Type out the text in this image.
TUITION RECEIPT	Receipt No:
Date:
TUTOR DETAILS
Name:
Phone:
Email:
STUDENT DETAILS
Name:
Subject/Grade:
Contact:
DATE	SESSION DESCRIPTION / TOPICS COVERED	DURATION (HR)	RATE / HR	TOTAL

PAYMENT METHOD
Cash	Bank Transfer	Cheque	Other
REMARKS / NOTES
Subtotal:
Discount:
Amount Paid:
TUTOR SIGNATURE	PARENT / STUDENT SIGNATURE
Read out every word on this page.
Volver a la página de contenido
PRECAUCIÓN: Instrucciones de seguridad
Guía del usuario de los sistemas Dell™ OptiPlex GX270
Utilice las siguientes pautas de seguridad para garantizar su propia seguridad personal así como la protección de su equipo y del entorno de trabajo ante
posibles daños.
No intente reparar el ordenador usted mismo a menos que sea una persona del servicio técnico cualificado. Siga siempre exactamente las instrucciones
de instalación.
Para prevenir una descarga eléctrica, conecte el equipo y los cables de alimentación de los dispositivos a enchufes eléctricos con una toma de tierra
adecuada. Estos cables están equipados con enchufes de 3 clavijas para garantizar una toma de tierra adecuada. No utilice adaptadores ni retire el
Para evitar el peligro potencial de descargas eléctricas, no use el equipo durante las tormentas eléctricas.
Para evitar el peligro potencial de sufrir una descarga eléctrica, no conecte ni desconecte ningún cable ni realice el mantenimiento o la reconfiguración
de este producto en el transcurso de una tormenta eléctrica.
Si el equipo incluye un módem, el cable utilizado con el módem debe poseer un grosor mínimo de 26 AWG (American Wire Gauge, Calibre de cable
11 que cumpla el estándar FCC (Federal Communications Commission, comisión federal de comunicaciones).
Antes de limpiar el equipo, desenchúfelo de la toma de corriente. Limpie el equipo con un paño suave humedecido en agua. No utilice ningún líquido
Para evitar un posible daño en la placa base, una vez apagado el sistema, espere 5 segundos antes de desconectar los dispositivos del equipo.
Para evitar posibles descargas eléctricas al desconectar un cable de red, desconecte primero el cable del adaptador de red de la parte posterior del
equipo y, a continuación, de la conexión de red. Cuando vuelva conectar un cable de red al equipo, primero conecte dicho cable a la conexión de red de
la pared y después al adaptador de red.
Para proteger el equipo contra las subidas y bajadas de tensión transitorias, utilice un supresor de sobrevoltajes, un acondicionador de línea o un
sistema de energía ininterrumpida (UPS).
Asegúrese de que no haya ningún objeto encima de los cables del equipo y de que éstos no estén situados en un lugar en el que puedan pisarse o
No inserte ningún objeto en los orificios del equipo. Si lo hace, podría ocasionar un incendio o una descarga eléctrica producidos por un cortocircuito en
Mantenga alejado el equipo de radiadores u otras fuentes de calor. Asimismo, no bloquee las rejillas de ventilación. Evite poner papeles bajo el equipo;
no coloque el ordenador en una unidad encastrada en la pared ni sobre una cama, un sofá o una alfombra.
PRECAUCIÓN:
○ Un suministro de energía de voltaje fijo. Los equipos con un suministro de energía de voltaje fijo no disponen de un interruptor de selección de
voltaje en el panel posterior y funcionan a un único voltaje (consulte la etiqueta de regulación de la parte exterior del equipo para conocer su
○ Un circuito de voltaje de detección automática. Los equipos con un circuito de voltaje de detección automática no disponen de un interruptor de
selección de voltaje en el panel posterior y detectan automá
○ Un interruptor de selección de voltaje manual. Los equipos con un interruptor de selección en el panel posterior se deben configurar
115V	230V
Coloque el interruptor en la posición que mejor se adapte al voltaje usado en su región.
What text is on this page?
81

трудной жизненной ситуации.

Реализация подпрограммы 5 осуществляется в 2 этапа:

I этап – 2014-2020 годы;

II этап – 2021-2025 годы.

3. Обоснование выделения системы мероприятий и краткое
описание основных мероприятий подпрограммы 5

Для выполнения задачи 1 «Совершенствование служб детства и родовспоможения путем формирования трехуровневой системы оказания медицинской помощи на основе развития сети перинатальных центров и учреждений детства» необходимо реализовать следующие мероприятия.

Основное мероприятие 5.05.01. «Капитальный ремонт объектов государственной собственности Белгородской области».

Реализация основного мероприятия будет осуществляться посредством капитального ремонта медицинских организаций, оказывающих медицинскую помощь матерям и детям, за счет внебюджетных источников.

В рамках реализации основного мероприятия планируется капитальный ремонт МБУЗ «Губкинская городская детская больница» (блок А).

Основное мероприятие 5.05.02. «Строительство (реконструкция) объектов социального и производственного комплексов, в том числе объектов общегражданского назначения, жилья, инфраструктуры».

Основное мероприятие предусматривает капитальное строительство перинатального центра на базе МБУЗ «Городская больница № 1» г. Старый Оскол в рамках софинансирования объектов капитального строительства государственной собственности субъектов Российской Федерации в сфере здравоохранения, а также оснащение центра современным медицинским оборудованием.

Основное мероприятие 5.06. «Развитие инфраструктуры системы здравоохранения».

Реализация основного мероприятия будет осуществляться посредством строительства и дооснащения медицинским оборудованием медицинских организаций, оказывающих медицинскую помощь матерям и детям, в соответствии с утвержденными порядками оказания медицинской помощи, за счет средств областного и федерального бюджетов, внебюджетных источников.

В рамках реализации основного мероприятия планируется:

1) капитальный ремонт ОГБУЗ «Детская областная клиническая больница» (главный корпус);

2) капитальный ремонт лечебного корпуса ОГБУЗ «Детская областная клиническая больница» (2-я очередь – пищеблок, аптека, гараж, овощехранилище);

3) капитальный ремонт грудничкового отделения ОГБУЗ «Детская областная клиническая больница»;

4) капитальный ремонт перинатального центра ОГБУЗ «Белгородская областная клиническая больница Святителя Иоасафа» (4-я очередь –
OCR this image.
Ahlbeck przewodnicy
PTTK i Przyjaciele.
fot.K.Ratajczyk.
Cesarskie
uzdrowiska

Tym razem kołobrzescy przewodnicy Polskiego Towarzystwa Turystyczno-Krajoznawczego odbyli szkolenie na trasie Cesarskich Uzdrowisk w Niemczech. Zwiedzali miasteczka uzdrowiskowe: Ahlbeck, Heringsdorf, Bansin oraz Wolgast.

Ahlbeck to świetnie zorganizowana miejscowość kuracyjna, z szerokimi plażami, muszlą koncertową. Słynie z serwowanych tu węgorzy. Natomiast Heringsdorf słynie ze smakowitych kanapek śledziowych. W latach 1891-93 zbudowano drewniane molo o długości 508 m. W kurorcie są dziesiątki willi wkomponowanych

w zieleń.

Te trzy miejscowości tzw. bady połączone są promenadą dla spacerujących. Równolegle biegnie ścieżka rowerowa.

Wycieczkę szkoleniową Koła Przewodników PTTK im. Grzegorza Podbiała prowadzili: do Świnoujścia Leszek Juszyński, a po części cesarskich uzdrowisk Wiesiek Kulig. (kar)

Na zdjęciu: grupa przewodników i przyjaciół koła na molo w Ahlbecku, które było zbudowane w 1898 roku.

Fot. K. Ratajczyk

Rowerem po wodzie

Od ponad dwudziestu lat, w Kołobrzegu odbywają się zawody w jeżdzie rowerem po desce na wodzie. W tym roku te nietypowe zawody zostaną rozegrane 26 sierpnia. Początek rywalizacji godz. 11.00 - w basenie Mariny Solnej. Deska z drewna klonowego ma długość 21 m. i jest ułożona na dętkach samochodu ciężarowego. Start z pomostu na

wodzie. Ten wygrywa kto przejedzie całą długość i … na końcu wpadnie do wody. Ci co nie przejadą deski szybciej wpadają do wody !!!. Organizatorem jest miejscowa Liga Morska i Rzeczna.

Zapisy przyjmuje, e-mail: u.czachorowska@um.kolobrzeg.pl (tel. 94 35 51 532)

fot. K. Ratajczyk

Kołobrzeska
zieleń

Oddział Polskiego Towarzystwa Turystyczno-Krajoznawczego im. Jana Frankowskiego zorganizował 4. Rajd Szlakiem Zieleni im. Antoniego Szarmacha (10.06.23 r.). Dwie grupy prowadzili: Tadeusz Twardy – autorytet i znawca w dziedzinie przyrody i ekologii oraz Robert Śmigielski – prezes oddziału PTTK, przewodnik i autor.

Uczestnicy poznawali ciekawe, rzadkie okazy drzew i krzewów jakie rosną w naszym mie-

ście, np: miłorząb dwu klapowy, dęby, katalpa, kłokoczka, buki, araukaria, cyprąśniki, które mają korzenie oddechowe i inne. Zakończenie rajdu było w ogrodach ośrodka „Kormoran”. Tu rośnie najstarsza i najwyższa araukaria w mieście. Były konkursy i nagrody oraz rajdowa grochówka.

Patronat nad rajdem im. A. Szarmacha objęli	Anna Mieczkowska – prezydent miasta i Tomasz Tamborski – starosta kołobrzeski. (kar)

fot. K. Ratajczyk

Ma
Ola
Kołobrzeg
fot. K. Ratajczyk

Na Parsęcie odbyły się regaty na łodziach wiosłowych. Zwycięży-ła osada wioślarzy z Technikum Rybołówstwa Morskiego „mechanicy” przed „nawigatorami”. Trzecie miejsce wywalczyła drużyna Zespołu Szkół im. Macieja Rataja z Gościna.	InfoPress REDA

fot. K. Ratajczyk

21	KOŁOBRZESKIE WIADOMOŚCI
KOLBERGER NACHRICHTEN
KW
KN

_ _ _ _ _ _ _

▶ **Written instruction**
Select all lines in the listing above where the word "posibles" appears, and show them.

▶ **Output for this task**
posibles daños.
Para evitar posibles descargas eléctricas al desconectar un cable de red, desconecte primero el cable del adaptador de red de la parte posterior del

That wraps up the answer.